Work to be completed | Write the records out again, keeping each line exactly as it is.
──────────
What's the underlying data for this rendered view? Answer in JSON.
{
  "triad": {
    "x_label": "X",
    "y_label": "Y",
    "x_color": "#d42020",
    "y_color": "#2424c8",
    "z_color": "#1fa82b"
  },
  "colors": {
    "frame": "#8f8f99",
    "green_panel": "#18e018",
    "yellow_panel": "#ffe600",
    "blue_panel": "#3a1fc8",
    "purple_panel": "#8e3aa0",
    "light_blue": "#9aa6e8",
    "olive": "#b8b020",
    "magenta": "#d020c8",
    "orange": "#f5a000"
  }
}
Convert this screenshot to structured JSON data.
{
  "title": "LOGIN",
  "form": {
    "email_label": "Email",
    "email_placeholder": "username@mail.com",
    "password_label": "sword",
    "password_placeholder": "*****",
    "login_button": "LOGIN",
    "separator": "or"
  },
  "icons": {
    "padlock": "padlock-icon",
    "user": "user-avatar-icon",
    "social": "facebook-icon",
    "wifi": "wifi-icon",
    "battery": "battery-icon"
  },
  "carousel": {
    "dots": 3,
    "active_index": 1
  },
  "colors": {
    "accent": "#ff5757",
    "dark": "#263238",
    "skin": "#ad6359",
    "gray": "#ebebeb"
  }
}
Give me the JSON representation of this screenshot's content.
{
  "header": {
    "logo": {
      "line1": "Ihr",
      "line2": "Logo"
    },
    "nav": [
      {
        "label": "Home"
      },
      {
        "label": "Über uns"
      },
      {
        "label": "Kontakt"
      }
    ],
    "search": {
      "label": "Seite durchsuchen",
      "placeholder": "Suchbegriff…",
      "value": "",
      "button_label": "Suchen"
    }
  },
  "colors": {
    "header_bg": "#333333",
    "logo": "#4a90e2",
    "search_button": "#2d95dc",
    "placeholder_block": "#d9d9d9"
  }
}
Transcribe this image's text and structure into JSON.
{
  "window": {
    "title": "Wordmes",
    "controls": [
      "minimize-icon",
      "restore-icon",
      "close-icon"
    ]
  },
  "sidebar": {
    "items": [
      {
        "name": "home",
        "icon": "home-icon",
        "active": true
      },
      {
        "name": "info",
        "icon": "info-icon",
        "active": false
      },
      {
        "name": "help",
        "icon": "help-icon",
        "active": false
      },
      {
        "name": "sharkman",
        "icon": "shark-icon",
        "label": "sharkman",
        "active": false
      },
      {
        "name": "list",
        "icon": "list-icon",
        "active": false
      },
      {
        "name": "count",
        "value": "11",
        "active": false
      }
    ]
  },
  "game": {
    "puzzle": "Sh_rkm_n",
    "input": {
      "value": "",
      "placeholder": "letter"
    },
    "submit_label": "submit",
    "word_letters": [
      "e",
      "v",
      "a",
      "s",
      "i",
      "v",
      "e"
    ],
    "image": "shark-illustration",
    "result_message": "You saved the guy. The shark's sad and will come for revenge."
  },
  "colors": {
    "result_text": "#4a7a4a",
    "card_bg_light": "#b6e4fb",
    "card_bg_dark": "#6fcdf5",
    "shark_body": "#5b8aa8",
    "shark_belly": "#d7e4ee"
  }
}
──────────
Solution for this task |
What's the underlying data for this rendered view? Answer in JSON.
{
  "triad": {
    "x_label": "X",
    "y_label": "Y",
    "x_color": "#d42020",
    "y_color": "#2424c8",
    "z_color": "#1fa82b"
  },
  "colors": {
    "frame": "#8f8f99",
    "green_panel": "#18e018",
    "yellow_panel": "#ffe600",
    "blue_panel": "#3a1fc8",
    "purple_panel": "#8e3aa0",
    "light_blue": "#9aa6e8",
    "olive": "#b8b020",
    "magenta": "#d020c8",
    "orange": "#f5a000"
  }
}
Convert this screenshot to structured JSON data.
{
  "title": "LOGIN",
  "form": {
    "email_label": "Email",
    "email_placeholder": "username@mail.com",
    "password_label": "sword",
    "password_placeholder": "*****",
    "login_button": "LOGIN",
    "separator": "or"
  },
  "icons": {
    "padlock": "padlock-icon",
    "user": "user-avatar-icon",
    "social": "facebook-icon",
    "wifi": "wifi-icon",
    "battery": "battery-icon"
  },
  "carousel": {
    "dots": 3,
    "active_index": 1
  },
  "colors": {
    "accent": "#ff5757",
    "dark": "#263238",
    "skin": "#ad6359",
    "gray": "#ebebeb"
  }
}
Give me the JSON representation of this screenshot's content.
{
  "header": {
    "logo": {
      "line1": "Ihr",
      "line2": "Logo"
    },
    "nav": [
      {
        "label": "Home"
      },
      {
        "label": "Über uns"
      },
      {
        "label": "Kontakt"
      }
    ],
    "search": {
      "label": "Seite durchsuchen",
      "placeholder": "Suchbegriff…",
      "value": "",
      "button_label": "Suchen"
    }
  },
  "colors": {
    "header_bg": "#333333",
    "logo": "#4a90e2",
    "search_button": "#2d95dc",
    "placeholder_block": "#d9d9d9"
  }
}
Transcribe this image's text and structure into JSON.
{
  "window": {
    "title": "Wordmes",
    "controls": [
      "minimize-icon",
      "restore-icon",
      "close-icon"
    ]
  },
  "sidebar": {
    "items": [
      {
        "name": "home",
        "icon": "home-icon",
        "active": true
      },
      {
        "name": "info",
        "icon": "info-icon",
        "active": false
      },
      {
        "name": "help",
        "icon": "help-icon",
        "active": false
      },
      {
        "name": "sharkman",
        "icon": "shark-icon",
        "label": "sharkman",
        "active": false
      },
      {
        "name": "list",
        "icon": "list-icon",
        "active": false
      },
      {
        "name": "count",
        "value": "11",
        "active": false
      }
    ]
  },
  "game": {
    "puzzle": "Sh_rkm_n",
    "input": {
      "value": "",
      "placeholder": "letter"
    },
    "submit_label": "submit",
    "word_letters": [
      "e",
      "v",
      "a",
      "s",
      "i",
      "v",
      "e"
    ],
    "image": "shark-illustration",
    "result_message": "You saved the guy. The shark's sad and will come for revenge."
  },
  "colors": {
    "result_text": "#4a7a4a",
    "card_bg_light": "#b6e4fb",
    "card_bg_dark": "#6fcdf5",
    "shark_body": "#5b8aa8",
    "shark_belly": "#d7e4ee"
  }
}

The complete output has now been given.